→ WRITTEN PROBLEM
Locate each line with the string "color" in the listing below and copy it.

::::::::

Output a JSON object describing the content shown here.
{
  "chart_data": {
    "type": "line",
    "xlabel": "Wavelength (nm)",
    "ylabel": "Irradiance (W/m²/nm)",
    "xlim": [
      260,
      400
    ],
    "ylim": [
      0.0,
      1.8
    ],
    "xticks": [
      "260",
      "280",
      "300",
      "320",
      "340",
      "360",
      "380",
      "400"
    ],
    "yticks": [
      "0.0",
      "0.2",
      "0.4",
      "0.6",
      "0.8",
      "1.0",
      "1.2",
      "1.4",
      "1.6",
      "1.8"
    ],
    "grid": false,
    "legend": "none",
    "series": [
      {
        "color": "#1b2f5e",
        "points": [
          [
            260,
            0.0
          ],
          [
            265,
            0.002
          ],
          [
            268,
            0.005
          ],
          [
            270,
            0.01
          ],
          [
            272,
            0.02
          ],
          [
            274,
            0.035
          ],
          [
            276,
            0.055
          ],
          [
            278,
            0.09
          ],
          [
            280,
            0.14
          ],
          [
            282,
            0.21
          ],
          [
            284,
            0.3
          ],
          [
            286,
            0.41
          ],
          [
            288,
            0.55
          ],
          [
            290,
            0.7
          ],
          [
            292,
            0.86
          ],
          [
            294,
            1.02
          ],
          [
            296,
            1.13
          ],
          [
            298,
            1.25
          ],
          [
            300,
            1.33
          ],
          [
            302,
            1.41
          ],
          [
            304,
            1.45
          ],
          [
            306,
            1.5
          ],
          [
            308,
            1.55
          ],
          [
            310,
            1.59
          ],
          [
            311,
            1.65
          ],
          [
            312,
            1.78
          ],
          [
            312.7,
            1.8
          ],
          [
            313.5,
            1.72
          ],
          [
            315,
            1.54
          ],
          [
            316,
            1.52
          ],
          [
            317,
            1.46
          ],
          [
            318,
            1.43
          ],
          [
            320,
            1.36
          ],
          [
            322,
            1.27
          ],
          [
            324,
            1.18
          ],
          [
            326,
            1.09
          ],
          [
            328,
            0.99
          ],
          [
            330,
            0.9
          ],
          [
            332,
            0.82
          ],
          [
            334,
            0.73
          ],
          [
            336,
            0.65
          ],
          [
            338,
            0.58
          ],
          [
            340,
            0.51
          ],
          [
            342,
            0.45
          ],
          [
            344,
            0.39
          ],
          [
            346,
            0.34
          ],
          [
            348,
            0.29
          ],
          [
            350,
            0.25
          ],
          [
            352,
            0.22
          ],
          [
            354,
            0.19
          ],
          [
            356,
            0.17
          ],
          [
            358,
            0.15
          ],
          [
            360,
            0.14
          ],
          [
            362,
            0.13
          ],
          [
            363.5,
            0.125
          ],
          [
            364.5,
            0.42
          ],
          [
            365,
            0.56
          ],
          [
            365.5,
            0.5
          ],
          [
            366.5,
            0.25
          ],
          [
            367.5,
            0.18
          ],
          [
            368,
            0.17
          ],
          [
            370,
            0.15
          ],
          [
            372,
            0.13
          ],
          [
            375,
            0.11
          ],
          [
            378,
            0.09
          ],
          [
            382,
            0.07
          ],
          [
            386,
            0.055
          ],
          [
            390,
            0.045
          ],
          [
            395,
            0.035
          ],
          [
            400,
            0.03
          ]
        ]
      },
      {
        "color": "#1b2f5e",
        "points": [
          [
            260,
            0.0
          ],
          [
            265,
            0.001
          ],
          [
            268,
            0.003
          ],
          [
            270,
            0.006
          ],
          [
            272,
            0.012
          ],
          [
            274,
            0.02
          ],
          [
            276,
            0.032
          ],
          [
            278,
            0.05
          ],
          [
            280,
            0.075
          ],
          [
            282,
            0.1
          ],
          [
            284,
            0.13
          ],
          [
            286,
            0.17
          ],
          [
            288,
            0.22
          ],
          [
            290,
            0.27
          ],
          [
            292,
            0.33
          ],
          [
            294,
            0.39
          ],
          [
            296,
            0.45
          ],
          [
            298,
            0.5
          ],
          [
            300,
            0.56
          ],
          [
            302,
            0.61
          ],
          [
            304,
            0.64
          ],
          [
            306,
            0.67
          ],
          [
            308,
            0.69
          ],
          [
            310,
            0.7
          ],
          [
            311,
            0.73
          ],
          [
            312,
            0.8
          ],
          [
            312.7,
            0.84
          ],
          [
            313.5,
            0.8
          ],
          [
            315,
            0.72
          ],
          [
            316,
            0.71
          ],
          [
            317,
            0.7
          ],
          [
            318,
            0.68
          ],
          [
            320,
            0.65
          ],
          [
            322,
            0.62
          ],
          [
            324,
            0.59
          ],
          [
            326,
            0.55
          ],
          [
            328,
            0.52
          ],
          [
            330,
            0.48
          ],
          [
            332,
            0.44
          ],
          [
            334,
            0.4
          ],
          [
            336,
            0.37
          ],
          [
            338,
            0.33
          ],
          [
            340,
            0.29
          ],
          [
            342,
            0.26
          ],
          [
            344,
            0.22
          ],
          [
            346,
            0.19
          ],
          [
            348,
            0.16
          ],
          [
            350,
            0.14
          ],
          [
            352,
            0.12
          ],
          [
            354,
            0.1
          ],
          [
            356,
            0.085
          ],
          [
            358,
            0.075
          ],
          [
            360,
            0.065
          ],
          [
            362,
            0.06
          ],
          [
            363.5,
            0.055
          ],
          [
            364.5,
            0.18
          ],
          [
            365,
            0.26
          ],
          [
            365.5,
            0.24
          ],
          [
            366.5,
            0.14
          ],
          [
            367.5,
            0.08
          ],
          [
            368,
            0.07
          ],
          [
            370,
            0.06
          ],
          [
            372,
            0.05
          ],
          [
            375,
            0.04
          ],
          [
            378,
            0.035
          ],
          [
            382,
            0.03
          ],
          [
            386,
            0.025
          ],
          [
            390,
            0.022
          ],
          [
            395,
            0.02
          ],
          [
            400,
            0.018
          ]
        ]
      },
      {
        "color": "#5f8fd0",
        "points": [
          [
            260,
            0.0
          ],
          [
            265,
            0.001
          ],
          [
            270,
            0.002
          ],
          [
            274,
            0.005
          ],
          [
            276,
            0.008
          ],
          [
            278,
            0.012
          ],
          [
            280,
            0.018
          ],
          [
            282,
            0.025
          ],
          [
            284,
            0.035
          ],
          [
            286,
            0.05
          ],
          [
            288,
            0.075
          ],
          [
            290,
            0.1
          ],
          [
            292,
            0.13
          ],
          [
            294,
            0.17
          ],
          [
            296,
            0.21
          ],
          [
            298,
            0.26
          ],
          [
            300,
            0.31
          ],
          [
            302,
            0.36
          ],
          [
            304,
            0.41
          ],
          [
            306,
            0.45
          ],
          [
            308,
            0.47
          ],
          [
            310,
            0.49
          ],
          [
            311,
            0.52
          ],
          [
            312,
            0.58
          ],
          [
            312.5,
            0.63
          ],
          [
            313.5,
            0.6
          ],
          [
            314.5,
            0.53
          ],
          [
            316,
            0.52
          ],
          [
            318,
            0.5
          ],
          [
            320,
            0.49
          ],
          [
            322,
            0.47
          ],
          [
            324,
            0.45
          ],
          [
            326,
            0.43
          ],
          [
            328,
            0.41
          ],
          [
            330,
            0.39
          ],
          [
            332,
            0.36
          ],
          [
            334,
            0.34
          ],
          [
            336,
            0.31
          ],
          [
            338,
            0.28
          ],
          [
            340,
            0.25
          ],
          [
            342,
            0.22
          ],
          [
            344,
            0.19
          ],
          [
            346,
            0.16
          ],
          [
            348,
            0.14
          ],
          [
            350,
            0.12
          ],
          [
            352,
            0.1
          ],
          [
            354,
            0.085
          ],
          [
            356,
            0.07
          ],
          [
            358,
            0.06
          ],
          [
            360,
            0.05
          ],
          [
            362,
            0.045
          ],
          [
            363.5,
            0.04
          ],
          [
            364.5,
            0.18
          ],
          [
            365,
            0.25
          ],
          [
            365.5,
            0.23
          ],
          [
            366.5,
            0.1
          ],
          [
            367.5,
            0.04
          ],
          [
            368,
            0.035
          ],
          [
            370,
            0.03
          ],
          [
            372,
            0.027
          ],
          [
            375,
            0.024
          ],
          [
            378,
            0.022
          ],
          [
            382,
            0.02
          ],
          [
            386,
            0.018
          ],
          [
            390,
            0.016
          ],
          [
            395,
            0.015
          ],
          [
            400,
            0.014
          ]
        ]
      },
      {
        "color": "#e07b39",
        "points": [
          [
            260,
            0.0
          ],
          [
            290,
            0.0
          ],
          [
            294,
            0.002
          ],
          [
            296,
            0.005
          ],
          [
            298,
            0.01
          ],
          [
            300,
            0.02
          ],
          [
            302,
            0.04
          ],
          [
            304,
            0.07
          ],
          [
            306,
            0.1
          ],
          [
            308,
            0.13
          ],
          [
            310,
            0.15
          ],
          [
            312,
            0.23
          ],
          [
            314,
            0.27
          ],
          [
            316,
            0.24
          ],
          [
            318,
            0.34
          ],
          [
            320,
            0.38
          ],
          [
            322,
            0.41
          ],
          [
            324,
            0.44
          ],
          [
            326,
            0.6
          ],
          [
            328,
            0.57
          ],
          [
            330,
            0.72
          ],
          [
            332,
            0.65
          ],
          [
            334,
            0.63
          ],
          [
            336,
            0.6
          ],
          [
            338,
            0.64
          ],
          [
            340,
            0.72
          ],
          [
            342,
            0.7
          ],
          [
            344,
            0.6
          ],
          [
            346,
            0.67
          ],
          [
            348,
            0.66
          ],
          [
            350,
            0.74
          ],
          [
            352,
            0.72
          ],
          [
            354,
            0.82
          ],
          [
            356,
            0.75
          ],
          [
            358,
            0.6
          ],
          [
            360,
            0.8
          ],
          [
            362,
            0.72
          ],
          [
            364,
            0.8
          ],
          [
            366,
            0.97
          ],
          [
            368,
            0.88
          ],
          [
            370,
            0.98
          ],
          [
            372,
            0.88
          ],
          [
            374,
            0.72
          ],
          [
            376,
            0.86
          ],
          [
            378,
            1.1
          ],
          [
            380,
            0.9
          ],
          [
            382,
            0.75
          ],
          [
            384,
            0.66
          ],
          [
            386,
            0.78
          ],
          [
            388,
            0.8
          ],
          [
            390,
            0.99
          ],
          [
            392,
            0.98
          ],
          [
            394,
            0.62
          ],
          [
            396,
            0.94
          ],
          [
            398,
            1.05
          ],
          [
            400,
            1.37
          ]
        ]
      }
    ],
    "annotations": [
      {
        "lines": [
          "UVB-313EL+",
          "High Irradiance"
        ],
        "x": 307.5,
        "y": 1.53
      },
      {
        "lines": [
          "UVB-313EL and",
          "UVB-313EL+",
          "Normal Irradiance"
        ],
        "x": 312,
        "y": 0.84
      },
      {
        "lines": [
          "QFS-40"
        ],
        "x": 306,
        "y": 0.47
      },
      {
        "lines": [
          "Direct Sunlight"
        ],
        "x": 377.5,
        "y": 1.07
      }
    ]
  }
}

::::::::

→ EXPECTED OUTPUT
        "color": "#1b2f5e",
        "color": "#1b2f5e",
        "color": "#5f8fd0",
        "color": "#e07b39",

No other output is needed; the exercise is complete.